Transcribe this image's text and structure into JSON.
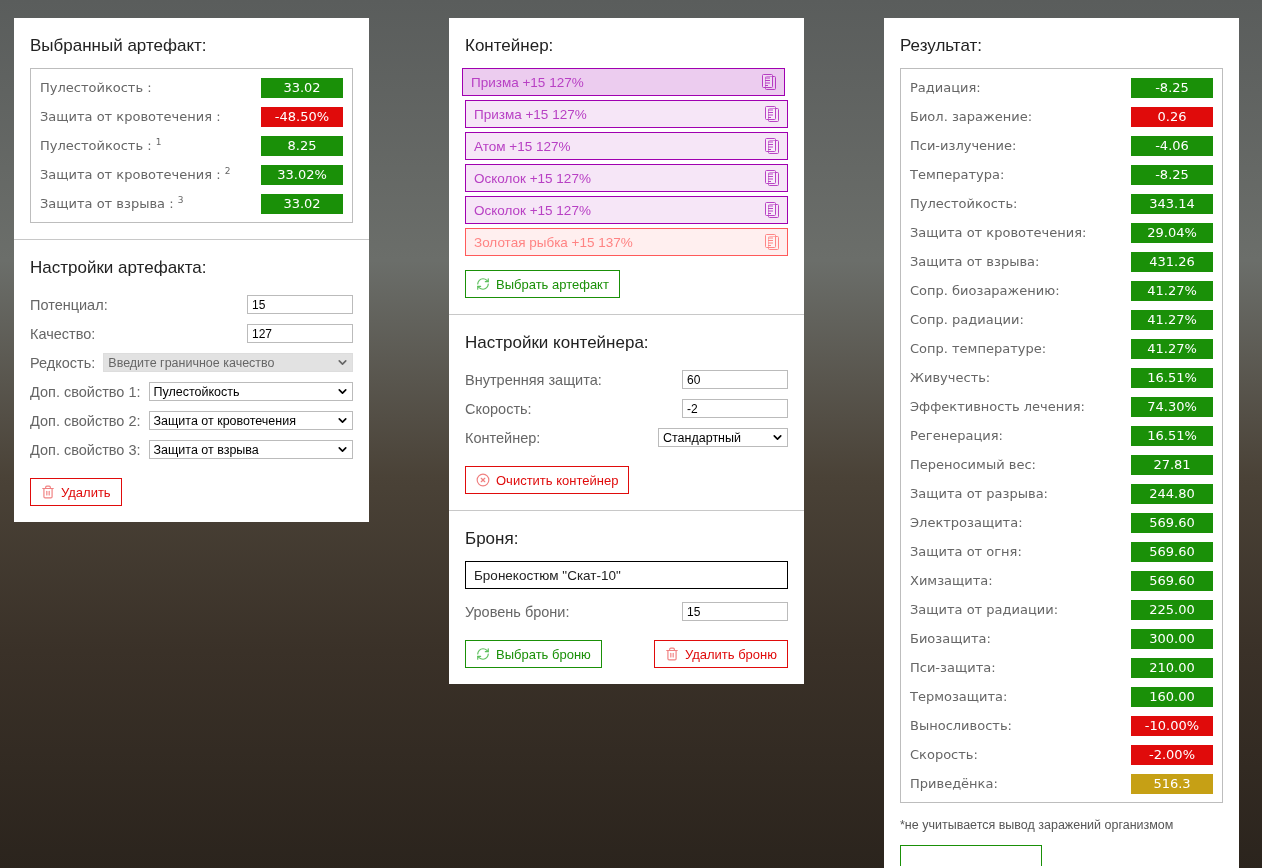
{
  "selected_artifact": {
    "title": "Выбранный артефакт:",
    "stats": [
      {
        "label": "Пулестойкость :",
        "value": "33.02",
        "color": "#1a9008"
      },
      {
        "label": "Защита от кровотечения :",
        "value": "-48.50%",
        "color": "#e00b0b"
      },
      {
        "label": "Пулестойкость : $^{1}$",
        "value": "8.25",
        "color": "#1a9008"
      },
      {
        "label": "Защита от кровотечения : $^{2}$",
        "value": "33.02%",
        "color": "#1a9008"
      },
      {
        "label": "Защита от взрыва : $^{3}$",
        "value": "33.02",
        "color": "#1a9008"
      }
    ]
  },
  "artifact_settings": {
    "title": "Настройки артефакта:",
    "fields": [
      {
        "kind": "input",
        "label": "Потенциал:",
        "value": "15"
      },
      {
        "kind": "input",
        "label": "Качество:",
        "value": "127"
      },
      {
        "kind": "select",
        "label": "Редкость:",
        "value": "Введите граничное качество",
        "disabled": true
      },
      {
        "kind": "select",
        "label": "Доп. свойство 1:",
        "value": "Пулестойкость",
        "disabled": false
      },
      {
        "kind": "select",
        "label": "Доп. свойство 2:",
        "value": "Защита от кровотечения",
        "disabled": false
      },
      {
        "kind": "select",
        "label": "Доп. свойство 3:",
        "value": "Защита от взрыва",
        "disabled": false
      }
    ],
    "delete_button": "Удалить"
  },
  "container": {
    "title": "Контейнер:",
    "items": [
      {
        "label": "Призма +15 127%",
        "selected": true,
        "color": "#a000b0"
      },
      {
        "label": "Призма +15 127%",
        "selected": false,
        "color": "#a000b0"
      },
      {
        "label": "Атом +15 127%",
        "selected": false,
        "color": "#a000b0"
      },
      {
        "label": "Осколок +15 127%",
        "selected": false,
        "color": "#a000b0"
      },
      {
        "label": "Осколок +15 127%",
        "selected": false,
        "color": "#a000b0"
      },
      {
        "label": "Золотая рыбка +15 137%",
        "selected": false,
        "color": "#ff5a5a"
      }
    ],
    "pick_button": "Выбрать артефакт"
  },
  "container_settings": {
    "title": "Настройки контейнера:",
    "fields": [
      {
        "kind": "input",
        "label": "Внутренняя защита:",
        "value": "60"
      },
      {
        "kind": "input",
        "label": "Скорость:",
        "value": "-2"
      },
      {
        "kind": "select",
        "label": "Контейнер:",
        "value": "Стандартный",
        "disabled": false
      }
    ],
    "clear_button": "Очистить контейнер"
  },
  "armor": {
    "title": "Броня:",
    "name": "Бронекостюм \"Скат-10\"",
    "fields": [
      {
        "kind": "input",
        "label": "Уровень брони:",
        "value": "15"
      }
    ],
    "pick_button": "Выбрать броню",
    "delete_button": "Удалить броню"
  },
  "result": {
    "title": "Результат:",
    "stats": [
      {
        "label": "Радиация:",
        "value": "-8.25",
        "color": "#1a9008"
      },
      {
        "label": "Биол. заражение:",
        "value": "0.26",
        "color": "#e00b0b"
      },
      {
        "label": "Пси-излучение:",
        "value": "-4.06",
        "color": "#1a9008"
      },
      {
        "label": "Температура:",
        "value": "-8.25",
        "color": "#1a9008"
      },
      {
        "label": "Пулестойкость:",
        "value": "343.14",
        "color": "#1a9008"
      },
      {
        "label": "Защита от кровотечения:",
        "value": "29.04%",
        "color": "#1a9008"
      },
      {
        "label": "Защита от взрыва:",
        "value": "431.26",
        "color": "#1a9008"
      },
      {
        "label": "Сопр. биозаражению:",
        "value": "41.27%",
        "color": "#1a9008"
      },
      {
        "label": "Сопр. радиации:",
        "value": "41.27%",
        "color": "#1a9008"
      },
      {
        "label": "Сопр. температуре:",
        "value": "41.27%",
        "color": "#1a9008"
      },
      {
        "label": "Живучесть:",
        "value": "16.51%",
        "color": "#1a9008"
      },
      {
        "label": "Эффективность лечения:",
        "value": "74.30%",
        "color": "#1a9008"
      },
      {
        "label": "Регенерация:",
        "value": "16.51%",
        "color": "#1a9008"
      },
      {
        "label": "Переносимый вес:",
        "value": "27.81",
        "color": "#1a9008"
      },
      {
        "label": "Защита от разрыва:",
        "value": "244.80",
        "color": "#1a9008"
      },
      {
        "label": "Электрозащита:",
        "value": "569.60",
        "color": "#1a9008"
      },
      {
        "label": "Защита от огня:",
        "value": "569.60",
        "color": "#1a9008"
      },
      {
        "label": "Химзащита:",
        "value": "569.60",
        "color": "#1a9008"
      },
      {
        "label": "Защита от радиации:",
        "value": "225.00",
        "color": "#1a9008"
      },
      {
        "label": "Биозащита:",
        "value": "300.00",
        "color": "#1a9008"
      },
      {
        "label": "Пси-защита:",
        "value": "210.00",
        "color": "#1a9008"
      },
      {
        "label": "Термозащита:",
        "value": "160.00",
        "color": "#1a9008"
      },
      {
        "label": "Выносливость:",
        "value": "-10.00%",
        "color": "#e00b0b"
      },
      {
        "label": "Скорость:",
        "value": "-2.00%",
        "color": "#e00b0b"
      },
      {
        "label": "Приведёнка:",
        "value": "516.3",
        "color": "#c6a015"
      }
    ],
    "footnote": "*не учитывается вывод заражений организмом"
  }
}
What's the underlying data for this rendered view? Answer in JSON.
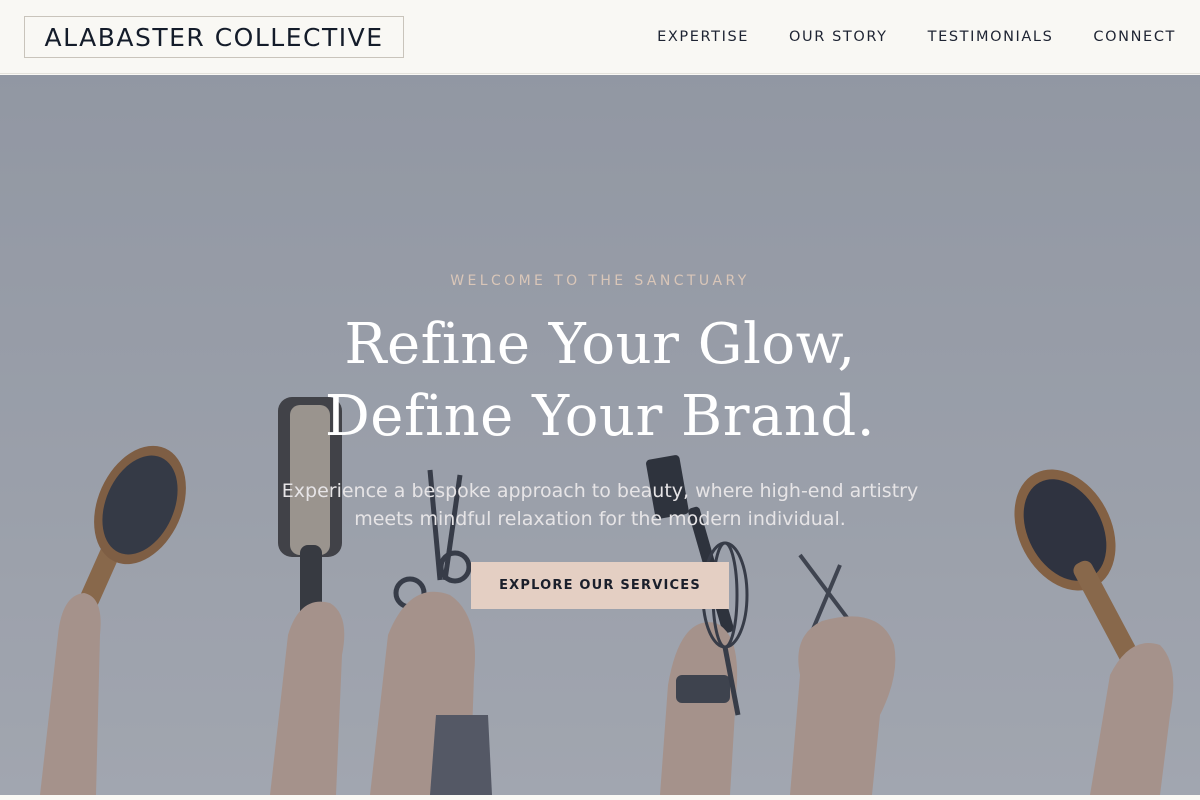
{
  "header": {
    "logo": "ALABASTER COLLECTIVE",
    "nav": [
      {
        "label": "EXPERTISE"
      },
      {
        "label": "OUR STORY"
      },
      {
        "label": "TESTIMONIALS"
      },
      {
        "label": "CONNECT"
      }
    ]
  },
  "hero": {
    "eyebrow": "WELCOME TO THE SANCTUARY",
    "headline_line1": "Refine Your Glow,",
    "headline_line2": "Define Your Brand.",
    "subhead": "Experience a bespoke approach to beauty, where high-end artistry meets mindful relaxation for the modern individual.",
    "cta_label": "EXPLORE OUR SERVICES",
    "background_image": "hands-holding-hair-tools-photo"
  },
  "colors": {
    "header_bg": "#f9f8f4",
    "text_dark": "#141c2a",
    "accent_eyebrow": "#d9c6b8",
    "cta_bg": "#e4cfc3",
    "overlay": "#464e62"
  }
}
····················
## WHAT IS EXPECTED
Work out how many lines of the listing above include the word "броню". Reply with nothing but the count.

## TASK RESULT
2